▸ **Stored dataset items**
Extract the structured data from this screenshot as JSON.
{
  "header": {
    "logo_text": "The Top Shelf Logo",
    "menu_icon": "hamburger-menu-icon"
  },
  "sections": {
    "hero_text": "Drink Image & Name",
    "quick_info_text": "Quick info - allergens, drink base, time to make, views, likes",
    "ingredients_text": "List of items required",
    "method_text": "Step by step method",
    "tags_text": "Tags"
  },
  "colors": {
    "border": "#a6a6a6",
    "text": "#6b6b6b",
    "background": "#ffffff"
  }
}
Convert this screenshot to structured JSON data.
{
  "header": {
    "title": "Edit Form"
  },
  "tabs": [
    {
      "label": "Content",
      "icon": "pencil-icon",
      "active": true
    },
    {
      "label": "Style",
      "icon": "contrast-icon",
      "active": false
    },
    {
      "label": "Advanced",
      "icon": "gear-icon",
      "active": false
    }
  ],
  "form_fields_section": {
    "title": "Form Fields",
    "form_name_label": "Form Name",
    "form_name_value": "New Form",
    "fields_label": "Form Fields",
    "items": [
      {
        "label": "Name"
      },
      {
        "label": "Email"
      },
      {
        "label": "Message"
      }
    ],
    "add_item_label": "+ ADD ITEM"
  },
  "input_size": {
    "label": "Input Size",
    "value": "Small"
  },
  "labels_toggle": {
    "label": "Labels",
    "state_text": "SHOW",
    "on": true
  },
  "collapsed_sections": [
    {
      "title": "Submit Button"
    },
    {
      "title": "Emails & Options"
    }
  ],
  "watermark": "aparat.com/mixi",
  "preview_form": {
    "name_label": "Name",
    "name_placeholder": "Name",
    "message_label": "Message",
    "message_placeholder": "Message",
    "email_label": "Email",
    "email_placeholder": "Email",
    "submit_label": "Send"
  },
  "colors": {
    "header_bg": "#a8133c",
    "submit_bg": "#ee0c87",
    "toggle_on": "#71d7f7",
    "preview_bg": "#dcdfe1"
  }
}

▸ **PROBLEM TO SOLVE**
Write out the entries above once more, without altering anything.

▸ **ANSWER BELOW**
Extract the structured data from this screenshot as JSON.
{
  "header": {
    "logo_text": "The Top Shelf Logo",
    "menu_icon": "hamburger-menu-icon"
  },
  "sections": {
    "hero_text": "Drink Image & Name",
    "quick_info_text": "Quick info - allergens, drink base, time to make, views, likes",
    "ingredients_text": "List of items required",
    "method_text": "Step by step method",
    "tags_text": "Tags"
  },
  "colors": {
    "border": "#a6a6a6",
    "text": "#6b6b6b",
    "background": "#ffffff"
  }
}
Convert this screenshot to structured JSON data.
{
  "header": {
    "title": "Edit Form"
  },
  "tabs": [
    {
      "label": "Content",
      "icon": "pencil-icon",
      "active": true
    },
    {
      "label": "Style",
      "icon": "contrast-icon",
      "active": false
    },
    {
      "label": "Advanced",
      "icon": "gear-icon",
      "active": false
    }
  ],
  "form_fields_section": {
    "title": "Form Fields",
    "form_name_label": "Form Name",
    "form_name_value": "New Form",
    "fields_label": "Form Fields",
    "items": [
      {
        "label": "Name"
      },
      {
        "label": "Email"
      },
      {
        "label": "Message"
      }
    ],
    "add_item_label": "+ ADD ITEM"
  },
  "input_size": {
    "label": "Input Size",
    "value": "Small"
  },
  "labels_toggle": {
    "label": "Labels",
    "state_text": "SHOW",
    "on": true
  },
  "collapsed_sections": [
    {
      "title": "Submit Button"
    },
    {
      "title": "Emails & Options"
    }
  ],
  "watermark": "aparat.com/mixi",
  "preview_form": {
    "name_label": "Name",
    "name_placeholder": "Name",
    "message_label": "Message",
    "message_placeholder": "Message",
    "email_label": "Email",
    "email_placeholder": "Email",
    "submit_label": "Send"
  },
  "colors": {
    "header_bg": "#a8133c",
    "submit_bg": "#ee0c87",
    "toggle_on": "#71d7f7",
    "preview_bg": "#dcdfe1"
  }
}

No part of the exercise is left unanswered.